Work instructions:
Go through the lines below. Copy those with "SCENARIO".
[Begin Provided data]
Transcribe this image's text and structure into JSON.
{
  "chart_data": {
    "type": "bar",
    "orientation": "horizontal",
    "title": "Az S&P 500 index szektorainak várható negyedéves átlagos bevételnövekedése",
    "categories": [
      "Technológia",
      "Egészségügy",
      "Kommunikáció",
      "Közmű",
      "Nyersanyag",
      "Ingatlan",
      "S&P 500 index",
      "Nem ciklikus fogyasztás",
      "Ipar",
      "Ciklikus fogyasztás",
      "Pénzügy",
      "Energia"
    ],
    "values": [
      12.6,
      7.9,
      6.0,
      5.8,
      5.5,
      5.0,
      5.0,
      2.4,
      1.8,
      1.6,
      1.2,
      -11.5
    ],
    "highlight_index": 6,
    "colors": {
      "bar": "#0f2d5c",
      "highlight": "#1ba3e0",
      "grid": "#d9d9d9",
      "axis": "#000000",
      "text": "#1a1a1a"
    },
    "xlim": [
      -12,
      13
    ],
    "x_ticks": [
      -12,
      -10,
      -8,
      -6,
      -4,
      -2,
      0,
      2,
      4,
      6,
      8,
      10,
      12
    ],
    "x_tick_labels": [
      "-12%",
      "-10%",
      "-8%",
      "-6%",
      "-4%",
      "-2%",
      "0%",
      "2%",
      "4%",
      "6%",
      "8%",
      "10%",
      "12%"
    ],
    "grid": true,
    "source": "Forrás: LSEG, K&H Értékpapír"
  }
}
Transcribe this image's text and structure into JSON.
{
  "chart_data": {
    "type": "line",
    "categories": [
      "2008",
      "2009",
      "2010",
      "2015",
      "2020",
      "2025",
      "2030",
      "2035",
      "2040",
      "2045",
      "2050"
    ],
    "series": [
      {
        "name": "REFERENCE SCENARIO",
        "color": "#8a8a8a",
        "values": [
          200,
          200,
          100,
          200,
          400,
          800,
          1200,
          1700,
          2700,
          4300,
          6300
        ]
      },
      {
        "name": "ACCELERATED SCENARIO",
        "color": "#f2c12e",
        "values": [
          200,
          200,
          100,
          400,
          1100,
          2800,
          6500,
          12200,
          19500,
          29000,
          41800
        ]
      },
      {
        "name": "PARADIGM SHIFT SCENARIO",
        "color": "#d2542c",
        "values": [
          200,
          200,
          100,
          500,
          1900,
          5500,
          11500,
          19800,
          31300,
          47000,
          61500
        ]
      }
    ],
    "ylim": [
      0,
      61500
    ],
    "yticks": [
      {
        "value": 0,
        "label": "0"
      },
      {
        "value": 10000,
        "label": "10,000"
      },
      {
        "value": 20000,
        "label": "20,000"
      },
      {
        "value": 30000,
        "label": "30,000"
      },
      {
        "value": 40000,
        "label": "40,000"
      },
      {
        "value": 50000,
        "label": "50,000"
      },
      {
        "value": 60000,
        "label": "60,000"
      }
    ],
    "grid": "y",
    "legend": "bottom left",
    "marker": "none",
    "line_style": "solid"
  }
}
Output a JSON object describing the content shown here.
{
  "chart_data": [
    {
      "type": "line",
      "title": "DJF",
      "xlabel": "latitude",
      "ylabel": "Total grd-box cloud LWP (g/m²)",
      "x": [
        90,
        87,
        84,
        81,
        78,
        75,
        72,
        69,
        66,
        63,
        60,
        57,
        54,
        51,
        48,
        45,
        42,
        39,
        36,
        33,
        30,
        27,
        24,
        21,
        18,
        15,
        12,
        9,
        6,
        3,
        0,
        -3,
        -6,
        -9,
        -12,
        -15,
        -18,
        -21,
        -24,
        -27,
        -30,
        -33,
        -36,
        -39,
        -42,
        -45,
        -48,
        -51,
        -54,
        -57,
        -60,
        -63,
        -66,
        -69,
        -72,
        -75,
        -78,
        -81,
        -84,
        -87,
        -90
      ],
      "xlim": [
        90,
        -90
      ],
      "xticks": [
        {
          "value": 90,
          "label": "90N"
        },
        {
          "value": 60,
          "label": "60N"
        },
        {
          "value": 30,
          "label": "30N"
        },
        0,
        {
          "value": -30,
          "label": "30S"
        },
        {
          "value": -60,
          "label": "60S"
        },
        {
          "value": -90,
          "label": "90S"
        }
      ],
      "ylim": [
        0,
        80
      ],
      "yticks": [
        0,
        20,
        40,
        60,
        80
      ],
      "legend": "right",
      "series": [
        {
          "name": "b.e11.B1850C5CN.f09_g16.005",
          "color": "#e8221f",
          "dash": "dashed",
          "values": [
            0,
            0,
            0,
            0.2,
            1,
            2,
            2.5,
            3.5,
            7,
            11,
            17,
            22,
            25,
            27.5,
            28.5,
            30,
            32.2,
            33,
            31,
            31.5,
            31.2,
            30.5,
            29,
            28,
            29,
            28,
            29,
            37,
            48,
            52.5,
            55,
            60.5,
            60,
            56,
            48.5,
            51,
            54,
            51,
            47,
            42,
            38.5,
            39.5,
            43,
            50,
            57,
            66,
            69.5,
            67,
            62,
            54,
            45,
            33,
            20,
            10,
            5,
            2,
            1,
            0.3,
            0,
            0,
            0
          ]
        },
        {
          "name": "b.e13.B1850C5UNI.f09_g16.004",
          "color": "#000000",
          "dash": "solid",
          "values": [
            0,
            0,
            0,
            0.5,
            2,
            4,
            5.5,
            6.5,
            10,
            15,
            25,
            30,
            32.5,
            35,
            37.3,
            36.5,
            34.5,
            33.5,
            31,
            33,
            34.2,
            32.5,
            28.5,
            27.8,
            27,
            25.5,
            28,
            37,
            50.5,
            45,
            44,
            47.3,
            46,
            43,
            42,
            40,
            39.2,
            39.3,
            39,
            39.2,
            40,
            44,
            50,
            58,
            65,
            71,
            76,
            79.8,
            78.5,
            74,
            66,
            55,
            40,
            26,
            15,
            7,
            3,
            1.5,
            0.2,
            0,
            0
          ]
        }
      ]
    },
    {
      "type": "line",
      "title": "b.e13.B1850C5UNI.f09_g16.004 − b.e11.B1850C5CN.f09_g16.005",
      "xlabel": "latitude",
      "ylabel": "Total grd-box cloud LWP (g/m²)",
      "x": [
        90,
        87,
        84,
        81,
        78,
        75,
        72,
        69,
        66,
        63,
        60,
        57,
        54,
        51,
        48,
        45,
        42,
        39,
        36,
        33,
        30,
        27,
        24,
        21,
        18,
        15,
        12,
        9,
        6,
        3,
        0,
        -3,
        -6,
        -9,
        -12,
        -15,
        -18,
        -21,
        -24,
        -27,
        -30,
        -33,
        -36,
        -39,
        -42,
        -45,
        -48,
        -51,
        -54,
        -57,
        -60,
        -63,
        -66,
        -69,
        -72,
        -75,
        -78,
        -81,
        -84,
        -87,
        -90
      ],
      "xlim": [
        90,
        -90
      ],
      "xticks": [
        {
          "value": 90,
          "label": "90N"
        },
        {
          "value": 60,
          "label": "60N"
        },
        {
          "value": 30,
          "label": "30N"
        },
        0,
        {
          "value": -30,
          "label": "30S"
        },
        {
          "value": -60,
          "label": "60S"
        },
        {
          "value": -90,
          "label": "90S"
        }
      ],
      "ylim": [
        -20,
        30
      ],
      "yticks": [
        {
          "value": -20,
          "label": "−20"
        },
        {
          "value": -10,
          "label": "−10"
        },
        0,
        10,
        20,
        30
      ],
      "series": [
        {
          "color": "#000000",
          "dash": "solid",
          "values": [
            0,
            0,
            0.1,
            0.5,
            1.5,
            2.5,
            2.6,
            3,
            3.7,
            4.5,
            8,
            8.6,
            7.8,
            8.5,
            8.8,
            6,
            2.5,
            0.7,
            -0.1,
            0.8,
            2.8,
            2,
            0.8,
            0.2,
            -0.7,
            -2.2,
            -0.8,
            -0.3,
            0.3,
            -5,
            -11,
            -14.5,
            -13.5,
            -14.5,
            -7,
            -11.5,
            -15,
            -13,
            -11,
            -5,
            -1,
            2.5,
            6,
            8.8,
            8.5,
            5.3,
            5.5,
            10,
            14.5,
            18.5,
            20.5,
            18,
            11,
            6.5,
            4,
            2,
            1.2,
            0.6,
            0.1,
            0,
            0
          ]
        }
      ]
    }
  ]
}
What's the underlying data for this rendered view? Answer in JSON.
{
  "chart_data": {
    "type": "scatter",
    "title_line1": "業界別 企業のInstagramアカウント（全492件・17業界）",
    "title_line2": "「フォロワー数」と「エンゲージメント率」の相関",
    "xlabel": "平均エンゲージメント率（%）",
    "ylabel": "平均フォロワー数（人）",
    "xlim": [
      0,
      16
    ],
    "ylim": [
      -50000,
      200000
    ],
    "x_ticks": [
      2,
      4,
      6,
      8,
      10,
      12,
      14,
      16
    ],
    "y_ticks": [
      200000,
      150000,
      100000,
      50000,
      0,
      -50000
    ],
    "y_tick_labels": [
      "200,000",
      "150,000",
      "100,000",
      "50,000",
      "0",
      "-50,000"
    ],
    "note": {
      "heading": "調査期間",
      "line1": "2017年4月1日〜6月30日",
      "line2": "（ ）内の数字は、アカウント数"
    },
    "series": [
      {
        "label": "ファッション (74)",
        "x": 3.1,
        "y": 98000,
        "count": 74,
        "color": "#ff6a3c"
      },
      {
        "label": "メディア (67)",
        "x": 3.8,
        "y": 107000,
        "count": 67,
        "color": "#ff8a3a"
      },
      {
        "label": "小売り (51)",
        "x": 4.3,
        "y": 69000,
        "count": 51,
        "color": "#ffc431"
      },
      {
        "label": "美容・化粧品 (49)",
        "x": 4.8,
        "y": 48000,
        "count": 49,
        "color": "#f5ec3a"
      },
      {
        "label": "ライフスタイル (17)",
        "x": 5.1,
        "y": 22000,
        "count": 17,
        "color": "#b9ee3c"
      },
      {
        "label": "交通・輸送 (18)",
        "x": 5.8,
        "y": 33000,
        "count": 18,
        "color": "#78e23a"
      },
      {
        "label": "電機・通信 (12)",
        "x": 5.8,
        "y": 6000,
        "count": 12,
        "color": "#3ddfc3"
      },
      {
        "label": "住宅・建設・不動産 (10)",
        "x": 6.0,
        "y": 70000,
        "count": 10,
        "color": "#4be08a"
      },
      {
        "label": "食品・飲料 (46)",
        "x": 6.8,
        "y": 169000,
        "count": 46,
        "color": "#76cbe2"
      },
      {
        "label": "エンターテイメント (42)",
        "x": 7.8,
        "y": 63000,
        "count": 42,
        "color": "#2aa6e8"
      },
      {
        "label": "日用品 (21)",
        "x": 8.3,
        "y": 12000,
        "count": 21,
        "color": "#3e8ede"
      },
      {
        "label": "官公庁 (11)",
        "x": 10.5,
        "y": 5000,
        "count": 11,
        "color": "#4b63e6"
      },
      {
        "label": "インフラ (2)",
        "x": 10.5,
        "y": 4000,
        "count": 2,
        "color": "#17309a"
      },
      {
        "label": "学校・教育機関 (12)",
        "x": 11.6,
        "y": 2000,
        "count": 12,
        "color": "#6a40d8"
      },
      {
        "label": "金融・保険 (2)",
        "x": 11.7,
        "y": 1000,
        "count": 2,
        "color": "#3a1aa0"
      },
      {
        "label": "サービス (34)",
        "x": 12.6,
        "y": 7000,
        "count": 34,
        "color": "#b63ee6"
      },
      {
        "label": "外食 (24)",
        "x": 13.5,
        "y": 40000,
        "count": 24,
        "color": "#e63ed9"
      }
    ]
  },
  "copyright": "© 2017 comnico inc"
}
[End Provided data]
Result below:
        "name": "REFERENCE SCENARIO",
        "name": "ACCELERATED SCENARIO",
        "name": "PARADIGM SHIFT SCENARIO",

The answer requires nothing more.